'''

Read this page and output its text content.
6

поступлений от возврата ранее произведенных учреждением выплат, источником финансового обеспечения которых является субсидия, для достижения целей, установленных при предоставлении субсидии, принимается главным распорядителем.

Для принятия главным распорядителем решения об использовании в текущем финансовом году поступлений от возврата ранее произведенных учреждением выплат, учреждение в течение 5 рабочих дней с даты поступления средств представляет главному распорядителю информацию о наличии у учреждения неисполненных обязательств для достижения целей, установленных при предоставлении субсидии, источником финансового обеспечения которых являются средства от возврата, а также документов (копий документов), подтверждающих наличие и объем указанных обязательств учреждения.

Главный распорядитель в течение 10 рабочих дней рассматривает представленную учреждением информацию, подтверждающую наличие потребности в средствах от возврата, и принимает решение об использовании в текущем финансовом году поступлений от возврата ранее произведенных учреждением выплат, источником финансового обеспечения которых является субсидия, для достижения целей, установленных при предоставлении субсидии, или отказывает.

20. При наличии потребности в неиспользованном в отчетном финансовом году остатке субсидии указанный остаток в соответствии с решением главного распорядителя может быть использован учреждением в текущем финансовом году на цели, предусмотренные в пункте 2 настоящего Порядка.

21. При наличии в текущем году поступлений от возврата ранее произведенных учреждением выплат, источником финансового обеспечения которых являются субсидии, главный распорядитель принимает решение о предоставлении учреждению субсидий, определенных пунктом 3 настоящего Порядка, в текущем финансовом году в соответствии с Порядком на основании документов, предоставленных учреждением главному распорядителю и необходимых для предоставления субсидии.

'''

Type out the full listing again, exactly as given.

*The reply:*
Read this page and output its text content.
6

поступлений от возврата ранее произведенных учреждением выплат, источником финансового обеспечения которых является субсидия, для достижения целей, установленных при предоставлении субсидии, принимается главным распорядителем.

Для принятия главным распорядителем решения об использовании в текущем финансовом году поступлений от возврата ранее произведенных учреждением выплат, учреждение в течение 5 рабочих дней с даты поступления средств представляет главному распорядителю информацию о наличии у учреждения неисполненных обязательств для достижения целей, установленных при предоставлении субсидии, источником финансового обеспечения которых являются средства от возврата, а также документов (копий документов), подтверждающих наличие и объем указанных обязательств учреждения.

Главный распорядитель в течение 10 рабочих дней рассматривает представленную учреждением информацию, подтверждающую наличие потребности в средствах от возврата, и принимает решение об использовании в текущем финансовом году поступлений от возврата ранее произведенных учреждением выплат, источником финансового обеспечения которых является субсидия, для достижения целей, установленных при предоставлении субсидии, или отказывает.

20. При наличии потребности в неиспользованном в отчетном финансовом году остатке субсидии указанный остаток в соответствии с решением главного распорядителя может быть использован учреждением в текущем финансовом году на цели, предусмотренные в пункте 2 настоящего Порядка.

21. При наличии в текущем году поступлений от возврата ранее произведенных учреждением выплат, источником финансового обеспечения которых являются субсидии, главный распорядитель принимает решение о предоставлении учреждению субсидий, определенных пунктом 3 настоящего Порядка, в текущем финансовом году в соответствии с Порядком на основании документов, предоставленных учреждением главному распорядителю и необходимых для предоставления субсидии.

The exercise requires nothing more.